## Task brief
Every line below should be copied exactly; drop the pictures.

[START OF Record excerpts]

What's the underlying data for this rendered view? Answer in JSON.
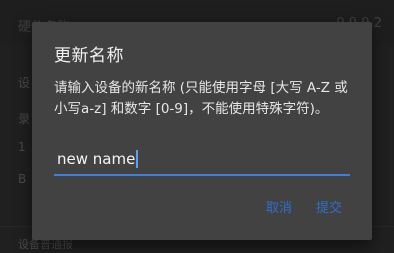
{
  "background": {
    "top_left": "硬件名称",
    "top_right": "9.9.9.2",
    "rows": [
      "设",
      "录",
      "1",
      "B"
    ],
    "bottom_text": "设备普通报"
  },
  "dialog": {
    "title": "更新名称",
    "message": "请输入设备的新名称 (只能使用字母 [大写 A-Z 或 小写a-z] 和数字 [0-9]，不能使用特殊字符)。",
    "input": {
      "value": "new name"
    },
    "cancel_label": "取消",
    "submit_label": "提交"
  }
}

[END OF Record excerpts]

## Exercise answer
What's the underlying data for this rendered view? Answer in JSON.
{
  "background": {
    "top_left": "硬件名称",
    "top_right": "9.9.9.2",
    "rows": [
      "设",
      "录",
      "1",
      "B"
    ],
    "bottom_text": "设备普通报"
  },
  "dialog": {
    "title": "更新名称",
    "message": "请输入设备的新名称 (只能使用字母 [大写 A-Z 或 小写a-z] 和数字 [0-9]，不能使用特殊字符)。",
    "input": {
      "value": "new name"
    },
    "cancel_label": "取消",
    "submit_label": "提交"
  }
}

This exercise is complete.